Work task ::
In how many lines of the listing below does "Pooled" appear? Give only the figure.

==== Material for this task

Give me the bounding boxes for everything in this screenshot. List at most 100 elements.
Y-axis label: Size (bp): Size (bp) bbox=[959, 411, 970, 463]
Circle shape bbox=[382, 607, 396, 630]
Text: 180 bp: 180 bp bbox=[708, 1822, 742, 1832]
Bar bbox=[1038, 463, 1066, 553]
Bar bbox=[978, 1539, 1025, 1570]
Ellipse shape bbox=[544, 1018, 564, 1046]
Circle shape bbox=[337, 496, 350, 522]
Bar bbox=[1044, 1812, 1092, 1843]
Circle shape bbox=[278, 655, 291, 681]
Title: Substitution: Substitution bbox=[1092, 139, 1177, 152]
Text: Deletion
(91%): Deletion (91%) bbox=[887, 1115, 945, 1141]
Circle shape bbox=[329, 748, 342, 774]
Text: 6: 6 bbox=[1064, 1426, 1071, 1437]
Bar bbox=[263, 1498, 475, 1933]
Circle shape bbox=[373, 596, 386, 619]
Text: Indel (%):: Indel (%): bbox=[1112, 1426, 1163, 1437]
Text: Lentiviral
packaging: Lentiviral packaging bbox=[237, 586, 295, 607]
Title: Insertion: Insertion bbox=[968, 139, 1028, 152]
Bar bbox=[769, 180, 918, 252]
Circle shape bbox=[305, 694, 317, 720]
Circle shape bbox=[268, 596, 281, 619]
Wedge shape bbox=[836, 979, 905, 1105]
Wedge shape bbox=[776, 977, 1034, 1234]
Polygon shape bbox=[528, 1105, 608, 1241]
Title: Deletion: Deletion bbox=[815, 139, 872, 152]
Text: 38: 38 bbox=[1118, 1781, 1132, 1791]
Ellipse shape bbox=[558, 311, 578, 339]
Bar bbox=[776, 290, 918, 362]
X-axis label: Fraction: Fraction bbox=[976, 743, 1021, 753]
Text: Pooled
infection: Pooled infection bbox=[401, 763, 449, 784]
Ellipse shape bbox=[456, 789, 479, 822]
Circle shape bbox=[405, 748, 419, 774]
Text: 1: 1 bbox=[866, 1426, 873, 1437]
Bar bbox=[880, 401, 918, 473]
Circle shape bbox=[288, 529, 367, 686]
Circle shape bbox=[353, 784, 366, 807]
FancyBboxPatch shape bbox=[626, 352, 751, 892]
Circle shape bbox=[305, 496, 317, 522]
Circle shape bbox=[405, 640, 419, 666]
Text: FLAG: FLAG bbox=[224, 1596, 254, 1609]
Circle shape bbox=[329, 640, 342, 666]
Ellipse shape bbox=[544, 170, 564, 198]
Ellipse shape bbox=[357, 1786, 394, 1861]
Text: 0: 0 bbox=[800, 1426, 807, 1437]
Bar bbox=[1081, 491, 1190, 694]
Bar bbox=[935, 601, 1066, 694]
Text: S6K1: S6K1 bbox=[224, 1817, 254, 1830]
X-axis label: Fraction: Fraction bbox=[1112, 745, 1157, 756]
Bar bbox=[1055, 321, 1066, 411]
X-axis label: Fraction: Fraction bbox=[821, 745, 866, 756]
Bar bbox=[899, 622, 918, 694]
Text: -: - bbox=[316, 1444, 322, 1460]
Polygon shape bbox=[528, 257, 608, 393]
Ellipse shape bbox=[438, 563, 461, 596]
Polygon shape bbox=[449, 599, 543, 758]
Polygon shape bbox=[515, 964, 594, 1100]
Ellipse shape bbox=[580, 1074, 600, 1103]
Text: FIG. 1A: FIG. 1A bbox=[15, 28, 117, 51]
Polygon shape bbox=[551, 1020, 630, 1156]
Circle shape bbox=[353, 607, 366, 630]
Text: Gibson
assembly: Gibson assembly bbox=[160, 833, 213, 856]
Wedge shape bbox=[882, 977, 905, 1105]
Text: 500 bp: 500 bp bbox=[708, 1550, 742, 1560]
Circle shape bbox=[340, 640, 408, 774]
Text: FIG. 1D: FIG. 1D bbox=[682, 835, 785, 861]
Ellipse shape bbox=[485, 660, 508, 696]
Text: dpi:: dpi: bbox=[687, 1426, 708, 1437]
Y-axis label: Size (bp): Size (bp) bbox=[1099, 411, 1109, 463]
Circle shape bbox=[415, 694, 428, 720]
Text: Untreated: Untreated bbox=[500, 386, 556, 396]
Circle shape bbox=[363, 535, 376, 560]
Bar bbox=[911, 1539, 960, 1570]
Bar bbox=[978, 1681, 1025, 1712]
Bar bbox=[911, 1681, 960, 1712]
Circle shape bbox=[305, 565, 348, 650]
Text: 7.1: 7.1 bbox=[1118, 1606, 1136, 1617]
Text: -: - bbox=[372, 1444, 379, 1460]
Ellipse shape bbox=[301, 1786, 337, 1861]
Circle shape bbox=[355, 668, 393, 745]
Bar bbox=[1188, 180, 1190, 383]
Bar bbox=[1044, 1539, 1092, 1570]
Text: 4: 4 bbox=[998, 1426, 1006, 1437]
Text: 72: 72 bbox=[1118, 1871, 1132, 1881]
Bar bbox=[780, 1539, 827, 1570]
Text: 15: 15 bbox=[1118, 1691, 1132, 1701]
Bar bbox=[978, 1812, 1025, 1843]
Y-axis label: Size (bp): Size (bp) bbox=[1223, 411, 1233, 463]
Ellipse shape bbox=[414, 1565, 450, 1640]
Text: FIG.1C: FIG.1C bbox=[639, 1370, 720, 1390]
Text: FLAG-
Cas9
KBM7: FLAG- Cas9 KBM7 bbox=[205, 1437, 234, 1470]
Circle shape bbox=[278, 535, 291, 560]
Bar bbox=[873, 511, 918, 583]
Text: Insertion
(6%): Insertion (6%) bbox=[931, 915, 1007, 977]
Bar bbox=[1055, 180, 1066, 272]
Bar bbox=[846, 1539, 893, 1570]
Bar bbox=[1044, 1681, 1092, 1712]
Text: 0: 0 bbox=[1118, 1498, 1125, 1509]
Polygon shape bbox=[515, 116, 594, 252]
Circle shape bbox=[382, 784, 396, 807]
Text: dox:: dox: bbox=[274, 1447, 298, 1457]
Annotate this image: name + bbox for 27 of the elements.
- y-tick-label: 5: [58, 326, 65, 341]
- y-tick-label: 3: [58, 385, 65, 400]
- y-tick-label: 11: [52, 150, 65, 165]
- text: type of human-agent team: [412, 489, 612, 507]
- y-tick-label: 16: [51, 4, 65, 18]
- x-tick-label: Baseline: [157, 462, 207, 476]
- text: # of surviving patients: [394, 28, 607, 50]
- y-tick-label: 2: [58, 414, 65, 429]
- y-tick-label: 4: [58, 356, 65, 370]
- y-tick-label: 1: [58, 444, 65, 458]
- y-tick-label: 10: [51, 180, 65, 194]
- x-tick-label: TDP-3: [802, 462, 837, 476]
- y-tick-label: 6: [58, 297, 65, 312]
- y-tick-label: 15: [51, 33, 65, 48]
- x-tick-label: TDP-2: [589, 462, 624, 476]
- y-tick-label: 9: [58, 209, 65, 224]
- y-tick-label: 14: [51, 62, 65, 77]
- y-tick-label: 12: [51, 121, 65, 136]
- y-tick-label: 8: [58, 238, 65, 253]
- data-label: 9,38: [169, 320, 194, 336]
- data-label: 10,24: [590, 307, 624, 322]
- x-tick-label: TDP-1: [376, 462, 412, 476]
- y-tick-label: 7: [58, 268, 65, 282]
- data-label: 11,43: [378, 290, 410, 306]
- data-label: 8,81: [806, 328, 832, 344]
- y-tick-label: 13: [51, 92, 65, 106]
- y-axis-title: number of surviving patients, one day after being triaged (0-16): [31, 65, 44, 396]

========

Written response ::
2